• GIVEN PROBLEM
Copy out the records precisely, omitting pictures.

• DATA PROVIDED
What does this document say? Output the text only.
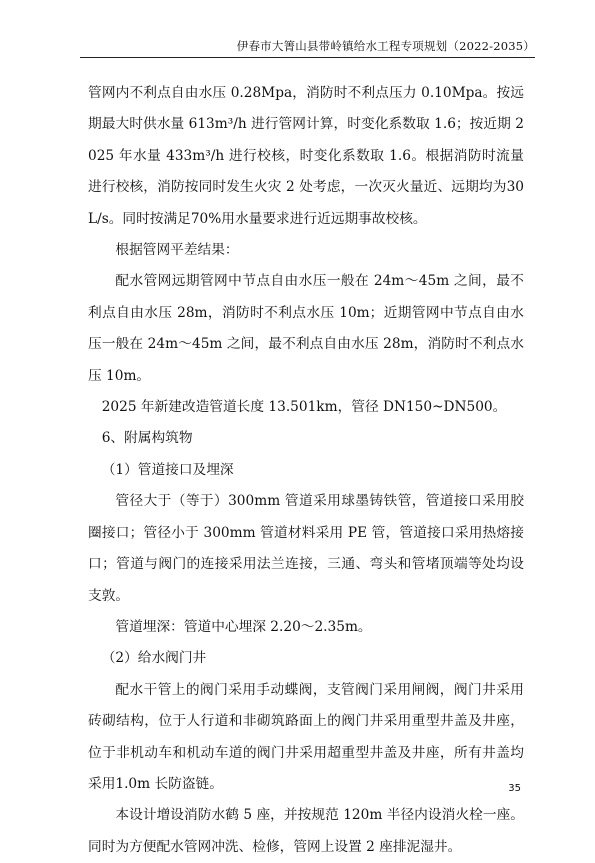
伊春市大箐山县带岭镇给水工程专项规划（2022-2035）

管网内不利点自由水压 0.28Mpa，消防时不利点压力 0.10Mpa。按远期最大时供水量 613m³/h 进行管网计算，时变化系数取 1.6；按近期 2025 年水量 433m³/h 进行校核，时变化系数取 1.6。根据消防时流量进行校核，消防按同时发生火灾 2 处考虑，一次灭火量近、远期均为30L/s。同时按满足70%用水量要求进行近远期事故校核。

根据管网平差结果：

配水管网远期管网中节点自由水压一般在 24m～45m 之间，最不利点自由水压 28m，消防时不利点水压 10m；近期管网中节点自由水压一般在 24m～45m 之间，最不利点自由水压 28m，消防时不利点水压 10m。

2025 年新建改造管道长度 13.501km，管径 DN150~DN500。

6、附属构筑物

（1）管道接口及埋深

管径大于（等于）300mm 管道采用球墨铸铁管，管道接口采用胶圈接口；管径小于 300mm 管道材料采用 PE 管，管道接口采用热熔接口；管道与阀门的连接采用法兰连接，三通、弯头和管堵顶端等处均设支敦。

管道埋深：管道中心埋深 2.20～2.35m。

（2）给水阀门井

配水干管上的阀门采用手动蝶阀，支管阀门采用闸阀，阀门井采用砖砌结构，位于人行道和非砌筑路面上的阀门井采用重型井盖及井座，位于非机动车和机动车道的阀门井采用超重型井盖及井座，所有井盖均采用1.0m 长防盗链。

本设计增设消防水鹤 5 座，并按规范 120m 半径内设消火栓一座。同时为方便配水管网冲洗、检修，管网上设置 2 座排泥湿井。

35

• OUTPUT OF THE TASK
What does this document say? Output the text only.
伊春市大箐山县带岭镇给水工程专项规划（2022-2035）

管网内不利点自由水压 0.28Mpa，消防时不利点压力 0.10Mpa。按远期最大时供水量 613m³/h 进行管网计算，时变化系数取 1.6；按近期 2025 年水量 433m³/h 进行校核，时变化系数取 1.6。根据消防时流量进行校核，消防按同时发生火灾 2 处考虑，一次灭火量近、远期均为30L/s。同时按满足70%用水量要求进行近远期事故校核。

根据管网平差结果：

配水管网远期管网中节点自由水压一般在 24m～45m 之间，最不利点自由水压 28m，消防时不利点水压 10m；近期管网中节点自由水压一般在 24m～45m 之间，最不利点自由水压 28m，消防时不利点水压 10m。

2025 年新建改造管道长度 13.501km，管径 DN150~DN500。

6、附属构筑物

（1）管道接口及埋深

管径大于（等于）300mm 管道采用球墨铸铁管，管道接口采用胶圈接口；管径小于 300mm 管道材料采用 PE 管，管道接口采用热熔接口；管道与阀门的连接采用法兰连接，三通、弯头和管堵顶端等处均设支敦。

管道埋深：管道中心埋深 2.20～2.35m。

（2）给水阀门井

配水干管上的阀门采用手动蝶阀，支管阀门采用闸阀，阀门井采用砖砌结构，位于人行道和非砌筑路面上的阀门井采用重型井盖及井座，位于非机动车和机动车道的阀门井采用超重型井盖及井座，所有井盖均采用1.0m 长防盗链。

本设计增设消防水鹤 5 座，并按规范 120m 半径内设消火栓一座。同时为方便配水管网冲洗、检修，管网上设置 2 座排泥湿井。

35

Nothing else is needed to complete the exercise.